Task prompt
Print all the entries verbatim.

Dataset
☆ ☆ ☆ ☆ ☆ ☆ ☆
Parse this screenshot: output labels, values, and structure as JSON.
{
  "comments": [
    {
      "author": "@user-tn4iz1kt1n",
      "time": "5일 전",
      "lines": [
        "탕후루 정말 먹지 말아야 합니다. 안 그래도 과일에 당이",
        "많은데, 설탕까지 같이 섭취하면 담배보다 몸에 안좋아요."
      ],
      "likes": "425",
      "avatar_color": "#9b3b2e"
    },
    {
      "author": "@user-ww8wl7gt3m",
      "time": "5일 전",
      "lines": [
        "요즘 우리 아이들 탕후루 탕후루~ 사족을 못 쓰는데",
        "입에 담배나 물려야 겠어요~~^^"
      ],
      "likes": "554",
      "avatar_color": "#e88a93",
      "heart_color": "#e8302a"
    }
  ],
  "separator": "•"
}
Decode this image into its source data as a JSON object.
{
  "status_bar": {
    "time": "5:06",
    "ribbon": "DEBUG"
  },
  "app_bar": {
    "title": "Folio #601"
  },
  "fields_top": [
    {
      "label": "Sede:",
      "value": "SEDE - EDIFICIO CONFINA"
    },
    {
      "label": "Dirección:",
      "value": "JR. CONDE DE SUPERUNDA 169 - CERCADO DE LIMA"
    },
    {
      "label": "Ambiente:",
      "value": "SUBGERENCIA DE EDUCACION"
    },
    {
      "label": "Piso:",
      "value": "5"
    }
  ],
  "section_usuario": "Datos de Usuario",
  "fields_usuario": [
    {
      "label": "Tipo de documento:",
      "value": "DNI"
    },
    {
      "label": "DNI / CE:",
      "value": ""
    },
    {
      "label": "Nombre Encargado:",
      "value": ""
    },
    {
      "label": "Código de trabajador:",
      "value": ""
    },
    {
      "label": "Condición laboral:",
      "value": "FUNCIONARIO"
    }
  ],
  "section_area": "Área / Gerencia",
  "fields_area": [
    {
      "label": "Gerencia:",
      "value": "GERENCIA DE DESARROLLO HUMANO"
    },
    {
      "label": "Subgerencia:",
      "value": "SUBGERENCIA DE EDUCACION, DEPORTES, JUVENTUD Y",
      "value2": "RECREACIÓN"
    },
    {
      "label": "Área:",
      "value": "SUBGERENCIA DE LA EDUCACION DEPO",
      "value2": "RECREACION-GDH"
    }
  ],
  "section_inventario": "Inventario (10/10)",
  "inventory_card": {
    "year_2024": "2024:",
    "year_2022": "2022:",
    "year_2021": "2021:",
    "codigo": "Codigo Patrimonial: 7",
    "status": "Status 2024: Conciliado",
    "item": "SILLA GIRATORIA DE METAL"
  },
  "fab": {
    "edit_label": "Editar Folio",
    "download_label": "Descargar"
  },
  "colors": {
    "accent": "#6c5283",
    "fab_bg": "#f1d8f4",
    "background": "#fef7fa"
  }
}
☆ ☆ ☆ ☆ ☆ ☆ ☆
Finished answer
Parse this screenshot: output labels, values, and structure as JSON.
{
  "comments": [
    {
      "author": "@user-tn4iz1kt1n",
      "time": "5일 전",
      "lines": [
        "탕후루 정말 먹지 말아야 합니다. 안 그래도 과일에 당이",
        "많은데, 설탕까지 같이 섭취하면 담배보다 몸에 안좋아요."
      ],
      "likes": "425",
      "avatar_color": "#9b3b2e"
    },
    {
      "author": "@user-ww8wl7gt3m",
      "time": "5일 전",
      "lines": [
        "요즘 우리 아이들 탕후루 탕후루~ 사족을 못 쓰는데",
        "입에 담배나 물려야 겠어요~~^^"
      ],
      "likes": "554",
      "avatar_color": "#e88a93",
      "heart_color": "#e8302a"
    }
  ],
  "separator": "•"
}
Decode this image into its source data as a JSON object.
{
  "status_bar": {
    "time": "5:06",
    "ribbon": "DEBUG"
  },
  "app_bar": {
    "title": "Folio #601"
  },
  "fields_top": [
    {
      "label": "Sede:",
      "value": "SEDE - EDIFICIO CONFINA"
    },
    {
      "label": "Dirección:",
      "value": "JR. CONDE DE SUPERUNDA 169 - CERCADO DE LIMA"
    },
    {
      "label": "Ambiente:",
      "value": "SUBGERENCIA DE EDUCACION"
    },
    {
      "label": "Piso:",
      "value": "5"
    }
  ],
  "section_usuario": "Datos de Usuario",
  "fields_usuario": [
    {
      "label": "Tipo de documento:",
      "value": "DNI"
    },
    {
      "label": "DNI / CE:",
      "value": ""
    },
    {
      "label": "Nombre Encargado:",
      "value": ""
    },
    {
      "label": "Código de trabajador:",
      "value": ""
    },
    {
      "label": "Condición laboral:",
      "value": "FUNCIONARIO"
    }
  ],
  "section_area": "Área / Gerencia",
  "fields_area": [
    {
      "label": "Gerencia:",
      "value": "GERENCIA DE DESARROLLO HUMANO"
    },
    {
      "label": "Subgerencia:",
      "value": "SUBGERENCIA DE EDUCACION, DEPORTES, JUVENTUD Y",
      "value2": "RECREACIÓN"
    },
    {
      "label": "Área:",
      "value": "SUBGERENCIA DE LA EDUCACION DEPO",
      "value2": "RECREACION-GDH"
    }
  ],
  "section_inventario": "Inventario (10/10)",
  "inventory_card": {
    "year_2024": "2024:",
    "year_2022": "2022:",
    "year_2021": "2021:",
    "codigo": "Codigo Patrimonial: 7",
    "status": "Status 2024: Conciliado",
    "item": "SILLA GIRATORIA DE METAL"
  },
  "fab": {
    "edit_label": "Editar Folio",
    "download_label": "Descargar"
  },
  "colors": {
    "accent": "#6c5283",
    "fab_bg": "#f1d8f4",
    "background": "#fef7fa"
  }
}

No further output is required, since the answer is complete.